→ **EXCERPT TO READ**
[Start of section]

Human activated CD8 T cells were left untreated or pretreated with IL-12 for 24 h (50 ng/mL). Cells were then washed and stimulated for various times using 3 μg/mL of crosslinked anti-CD3. Then the phosphorylation of signaling molecules was assessed in whole cell lysates by immunoblotting as described in the materials and methods section. Results were normalized to GAPDH and the maximal level of activation of no cytokine cells. Data are shown as (A and C) representative blots and (B and D) mean ± SEM of normalized results of three separate donors. Data were analyzed with two-tail, unpaired Student's t test. *p<0.05; **p<0.01; ***p<0.001; n.s.=not significant.

LCK and FYN phosphorylate ITAMs on the CD3 subunits of the TCR. The full phosphorylation of the ITAMs promotes the recruitment of ZAP-70 to the TCR, where it is activated and phosphorylated by LCK on Y319 [31]. Activated ZAP-70 then phosphorylates the adaptor proteins LAT and SLP-76, inducing downstream signaling events. LAT is phosphorylated on four key tyrosine residues that serve as docking sites for several molecules, such as the phospholipase PLC-γ [31-33]. Once recruited to LAT, PLC-γ is phosphorylated on Y783, leading to its activation and the subsequent release of intracellular calcium and the activation of the protein kinase C (PKC) and MAPK pathways [31, 34]. TCR stimulation also promotes the phosphorylation of SLP-76 on several tyrosine residues [35]. Similarly to LCK and FYN, the TCR-induced phosphorylation of the activating tyrosine on ZAP-70 Y319 was comparable between IL-12 treated and untreated cells (Fig. 7A and B). We also observed that IL-12 pretreated cells and untreated cells had no difference in the kinetics of phosphorylation of TCR-induced LAT Y191, SLP-76 Y128, or PLC-γ Y783 (Fig. 7C and D). Together, these data show that prior exposure to IL-12 does not alter the TCR-induced activation of proximal signaling.

Phosphorylated SLP-76 directs the recruitment and activation of PI3K, which is an important regulator of downstream molecules like AKT [31, 36, 37]. AKT is phosphorylated on T308 and the phosphorylation of this residue is correlated with its activity [38]. We observed that IL-12 pretreated cells had a trend towards increased phosphorylation of AKT T308 in comparison to untreated cells (Fig. 8A and B). However, the slight IL-12-mediated increase of AKT T308 phosphorylation was variable between donors and it did not reach statistical significance after compiling the data from four different donors (Fig. 8A and B).

Downstream of the LAT and SLP-76 complexes is the activation of the MAP kinase pathways. This family is comprised of three groups of kinases: ERK1/ERK2, JNK, and P38. These kinases have multiple substrates that play key roles in a variety of cellular functions, including cytokine secretion [31]. We found that IL-12 pretreated and untreated cells had no difference in the TCR-induced phosphorylation of ERK1/ERK2 pT187/pY187 (Fig. 8A and B). In addition, we observed that IL-12 pretreated samples had a slight increase in the levels of JNK T183/Y185 phosphorylation compared to control samples that were not significant after compiling multiple donors (Fig. 8A and B). Finally, we saw that IL-12 pretreated had an overall increase in the TCR-induced phosphorylation kinetics of P38 pT180/T182 in comparison to untreated cells. The basal phosphorylation of P38 pT180/T182 was similar in both control and IL-12 pretreated cells. However, the TCR-induced phosphorylation of P38 pT180/T182 in IL-12 pretreated cells was significantly increased at 0, 2, and 5 minutes in comparison to untreated cells. The fact that both untreated and IL-12 pretreated cells have similar P38 activation at basal state suggests that IL-12 is not directly activating the P38 pathway after 24 hours of stimulation. As shown in Supplemental Fig. 2B, the increased activation of P38 was not due to altered total expression of the protein. Collectively, these findings suggest that IL-12 signals significantly increase the TCR-induced activation of P38, and to a lesser extent JNK and AKT, without altering the activation of other more proximal TCR signals.

[End of section]

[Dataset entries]
[Start of section]

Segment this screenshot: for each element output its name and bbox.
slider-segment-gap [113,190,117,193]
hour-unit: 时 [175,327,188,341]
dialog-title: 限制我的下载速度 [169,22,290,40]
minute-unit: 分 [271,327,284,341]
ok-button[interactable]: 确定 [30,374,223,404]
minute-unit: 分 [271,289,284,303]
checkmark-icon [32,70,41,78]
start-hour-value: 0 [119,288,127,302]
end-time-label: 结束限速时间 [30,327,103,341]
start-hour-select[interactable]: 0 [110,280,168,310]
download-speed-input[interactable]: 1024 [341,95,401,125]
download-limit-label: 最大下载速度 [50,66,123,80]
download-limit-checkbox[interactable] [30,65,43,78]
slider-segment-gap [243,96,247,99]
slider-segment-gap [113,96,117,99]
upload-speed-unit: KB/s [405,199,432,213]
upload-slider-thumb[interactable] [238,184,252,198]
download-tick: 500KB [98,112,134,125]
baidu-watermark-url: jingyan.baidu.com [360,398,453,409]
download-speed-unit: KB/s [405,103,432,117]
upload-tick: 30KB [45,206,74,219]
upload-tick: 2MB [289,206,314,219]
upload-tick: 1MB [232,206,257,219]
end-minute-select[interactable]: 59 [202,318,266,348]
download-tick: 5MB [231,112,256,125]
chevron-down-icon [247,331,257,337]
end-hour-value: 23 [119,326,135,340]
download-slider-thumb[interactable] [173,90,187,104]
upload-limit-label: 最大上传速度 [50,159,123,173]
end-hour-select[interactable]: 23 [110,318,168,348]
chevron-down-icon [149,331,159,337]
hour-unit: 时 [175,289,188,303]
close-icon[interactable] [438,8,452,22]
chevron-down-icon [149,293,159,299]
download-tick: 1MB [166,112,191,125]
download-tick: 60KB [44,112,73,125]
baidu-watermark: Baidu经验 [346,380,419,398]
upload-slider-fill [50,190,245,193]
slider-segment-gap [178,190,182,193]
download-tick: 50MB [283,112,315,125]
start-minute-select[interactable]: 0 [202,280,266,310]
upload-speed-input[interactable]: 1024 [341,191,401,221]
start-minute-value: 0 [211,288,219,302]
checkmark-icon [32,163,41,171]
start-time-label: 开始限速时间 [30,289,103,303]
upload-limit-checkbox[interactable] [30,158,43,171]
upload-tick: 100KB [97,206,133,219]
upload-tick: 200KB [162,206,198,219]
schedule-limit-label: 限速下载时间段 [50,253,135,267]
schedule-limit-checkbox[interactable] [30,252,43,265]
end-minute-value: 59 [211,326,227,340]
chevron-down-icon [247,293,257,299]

[End of section]

→ **WHAT THIS EXERCISE ASKS**
1. According to the passage on IL-12 and CD8 T cell signaling, which three groups of kinases make up the MAP kinase family?
2. In the passage on IL-12 and CD8 T cell signaling, transcribe word for word the part that opens with the words containing "Human activated CD8" and closes with "test. *p<0.05; **p<0.01; ***p<0.001; n.s.=not significant.".
3. In the passage on IL-12 and CD8 T cell signaling, what concentration of crosslinked anti-CD3 was used to stimulate the cells?

→ **YOUR RESPONSES**
1. ERK1/ERK2, JNK, and P38

2.
Human activated CD8 T cells were left untreated or pretreated with IL-12 for 24 h (50 ng/mL). Cells were then washed and stimulated for various times using 3 μg/mL of crosslinked anti-CD3. Then the phosphorylation of signaling molecules was assessed in whole cell lysates by immunoblotting as described in the materials and methods section. Results were normalized to GAPDH and the maximal level of activation of no cytokine cells. Data are shown as (A and C) representative blots and (B and D) mean ± SEM of normalized results of three separate donors. Data were analyzed with two-tail, unpaired Student's t test. *p<0.05; **p<0.01; ***p<0.001; n.s.=not significant.

3. 3 μg/mL